> **SOURCE EXTRACT**
## START
Split Alpha into AlphaPreference and AlphaConfidence #2125

StephenButtolph · 2023-10-03T00:24:08Z

Background

The Avalanche network uses the Snow* consensus protocols to reach distributed agreement. Specifically, each blockchain runs its own isolated instance of Snowman.

Snowman

Snowman is a multi-decree multivariate chain-based consensus process built from the single-decree binary consensus protocol, Snowball. It runs (potentially many) dependent Snowball protocols concurrently, which form a binary tree with the root being the last accepted Snowball decision.

As an example:

graph BT
  A[LastAccepted]
  B[Block A]
  C[Block B]
  D[Block C]

  B-->A
  C-->A
  D-->C

The tree above has 3 processing blocks, A, B, and C. For simplicity, we'll ignore that blocks can have many conflicts. Since A and B are conflicting there is a Snowball instance that will determine which block to accept. Even though C is built on top of B, this does not impact the likelihood of B being accepted over A. The only mechanism that decides between A and B is the Snowball instance.

Snowball

Snowball's goal is to have a network agree on one of two values. Typically, we refer to these values as Red and Blue. This process can itself be broken into 2 primary mechanisms.

Color selection - Each node attempts to match its own color to the network's majority color. Over time, the network should converge so that every correct node reports the same color.
Finalization detection - Each node determines when to stop changing their color.

It's critical that these mechanisms are able to tolerate arbitrary failures. Specifically, nodes reporting incorrect colors, or not reporting any color at all, must not impact network progress.

The existing Snowball specification is:

def onQuery(peer, peerColor):
  respond(peer, currentColor) // Send our current color to the peer, which might be ⊥
  if currentColor = ⊥:
    currentColor = peerColor // If we do not currently have a color, adopt the peer's color

def snowball():
  confidence = 0
  preferenceStrength = {Red:0, Blue:0}
  while confidence < β:
    if currentColor = ⊥:
      continue // Wait until we hear of a color from a peer

    sampledNodes = sample(N, k) // Sample k nodes from the network
    sampledPreferences = [query(node, currentColor) ∀ node ∈ sampledNodes]
    sampledPreferenceCounts = count(sampledPreferences) // Map each color to the number of times it was sampled
    sampledMajorityColor = argmax(sampledPreferenceCounts)
    if sampledMajorityColor ∉ {Red, Blue}: // The network is still initializing its preferences
      confidence = 0
      continue

    majorityCount = sampledPreferenceCounts[sampledMajorityColor]
    if majorityCount < α:
      confidence = 0 // No one got an alpha majority
      continue

    preferenceStrength[sampledMajorityColor]++
    minorityColor = otherColor(majorityColor)
    if preferenceStrength[majorityColor] > preferenceStrength[minorityColor]:
      currentColor = majorityColor // Update the color we report to other peers

    if majorityColor != lastMajorityColor:
      confidence = 0
    lastMajorityColor = majorityColor
    confidence++
  currentColor = lastMajorityColor

We can see the two mechanisms at play.

The node determines it's currentColor by adopting whichever color has had the most alphaMajority samples.
The node determines that the network will finalize lastMajorityColor once it sees β consecutive samples where lastMajorityColor had an alphaMajority.

Snowball Simulation

With this specification, we can run simulations on how many rounds of sampling it takes for the network to finalize.
## END
> **RECORD EXCERPTS**
## START
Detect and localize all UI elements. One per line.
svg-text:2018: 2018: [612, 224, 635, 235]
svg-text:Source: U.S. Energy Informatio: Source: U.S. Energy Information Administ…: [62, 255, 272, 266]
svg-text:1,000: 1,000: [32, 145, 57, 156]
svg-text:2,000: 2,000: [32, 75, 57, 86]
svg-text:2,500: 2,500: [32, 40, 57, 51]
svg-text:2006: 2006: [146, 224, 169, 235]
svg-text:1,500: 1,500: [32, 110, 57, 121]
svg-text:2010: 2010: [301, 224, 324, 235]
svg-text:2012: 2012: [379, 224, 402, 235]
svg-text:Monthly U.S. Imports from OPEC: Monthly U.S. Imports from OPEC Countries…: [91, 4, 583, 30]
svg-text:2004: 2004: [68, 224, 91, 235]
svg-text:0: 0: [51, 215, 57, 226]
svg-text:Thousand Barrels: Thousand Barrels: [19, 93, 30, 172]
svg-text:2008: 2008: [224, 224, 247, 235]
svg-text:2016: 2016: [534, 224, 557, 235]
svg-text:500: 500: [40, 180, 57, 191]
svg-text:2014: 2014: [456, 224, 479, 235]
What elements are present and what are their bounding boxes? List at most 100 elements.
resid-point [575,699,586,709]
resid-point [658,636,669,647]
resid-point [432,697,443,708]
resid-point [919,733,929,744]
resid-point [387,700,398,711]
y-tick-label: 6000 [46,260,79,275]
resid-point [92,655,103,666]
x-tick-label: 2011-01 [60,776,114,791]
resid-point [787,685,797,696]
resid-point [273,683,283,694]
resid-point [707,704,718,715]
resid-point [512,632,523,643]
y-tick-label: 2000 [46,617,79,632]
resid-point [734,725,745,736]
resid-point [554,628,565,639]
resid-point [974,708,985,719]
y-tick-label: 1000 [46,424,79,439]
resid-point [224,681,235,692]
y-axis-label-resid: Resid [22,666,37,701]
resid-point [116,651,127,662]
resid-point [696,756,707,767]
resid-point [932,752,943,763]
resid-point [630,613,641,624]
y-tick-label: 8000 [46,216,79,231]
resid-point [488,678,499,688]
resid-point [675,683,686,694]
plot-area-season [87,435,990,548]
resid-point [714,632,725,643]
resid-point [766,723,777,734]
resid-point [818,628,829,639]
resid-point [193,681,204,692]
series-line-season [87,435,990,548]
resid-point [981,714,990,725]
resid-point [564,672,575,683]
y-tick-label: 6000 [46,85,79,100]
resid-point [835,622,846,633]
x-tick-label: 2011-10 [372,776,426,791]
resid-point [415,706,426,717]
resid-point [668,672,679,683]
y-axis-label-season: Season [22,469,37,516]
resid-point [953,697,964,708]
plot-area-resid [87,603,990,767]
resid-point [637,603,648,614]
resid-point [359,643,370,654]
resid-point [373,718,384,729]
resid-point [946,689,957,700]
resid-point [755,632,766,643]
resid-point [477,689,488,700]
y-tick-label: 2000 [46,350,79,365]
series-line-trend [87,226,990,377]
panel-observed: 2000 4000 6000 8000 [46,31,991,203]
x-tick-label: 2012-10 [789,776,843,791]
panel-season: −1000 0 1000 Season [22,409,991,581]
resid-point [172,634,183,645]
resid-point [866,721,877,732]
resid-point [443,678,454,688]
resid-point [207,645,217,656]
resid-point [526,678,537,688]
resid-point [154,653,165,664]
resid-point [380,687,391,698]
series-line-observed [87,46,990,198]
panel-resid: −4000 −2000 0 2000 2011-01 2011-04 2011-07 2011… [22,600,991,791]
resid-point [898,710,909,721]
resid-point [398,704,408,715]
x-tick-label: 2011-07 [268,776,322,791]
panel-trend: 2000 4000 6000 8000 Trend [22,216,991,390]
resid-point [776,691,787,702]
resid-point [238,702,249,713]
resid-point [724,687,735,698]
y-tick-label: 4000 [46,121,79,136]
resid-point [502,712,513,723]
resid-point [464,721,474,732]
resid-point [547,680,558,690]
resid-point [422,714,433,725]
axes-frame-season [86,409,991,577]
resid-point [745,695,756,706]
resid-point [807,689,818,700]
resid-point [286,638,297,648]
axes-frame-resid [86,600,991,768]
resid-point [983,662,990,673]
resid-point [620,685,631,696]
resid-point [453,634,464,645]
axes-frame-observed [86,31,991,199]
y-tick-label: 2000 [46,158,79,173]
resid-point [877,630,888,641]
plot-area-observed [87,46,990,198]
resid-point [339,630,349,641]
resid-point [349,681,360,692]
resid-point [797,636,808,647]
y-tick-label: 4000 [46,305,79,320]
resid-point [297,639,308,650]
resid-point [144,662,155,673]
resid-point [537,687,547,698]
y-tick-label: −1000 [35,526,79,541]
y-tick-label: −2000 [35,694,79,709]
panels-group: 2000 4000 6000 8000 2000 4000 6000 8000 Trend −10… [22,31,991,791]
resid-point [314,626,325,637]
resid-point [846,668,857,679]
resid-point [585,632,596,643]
## END
> **SHORT EXERCISE**
Can you rewrite the part of the Alpha proposal starting with "Color selection - Each" and going on through "the same color.", putting "settle" in place of "converge"?

> **RESULT FOR THIS TASK**
Color selection - Each node attempts to match its own color to the network's majority color. Over time, the network should settle so that every correct node reports the same color.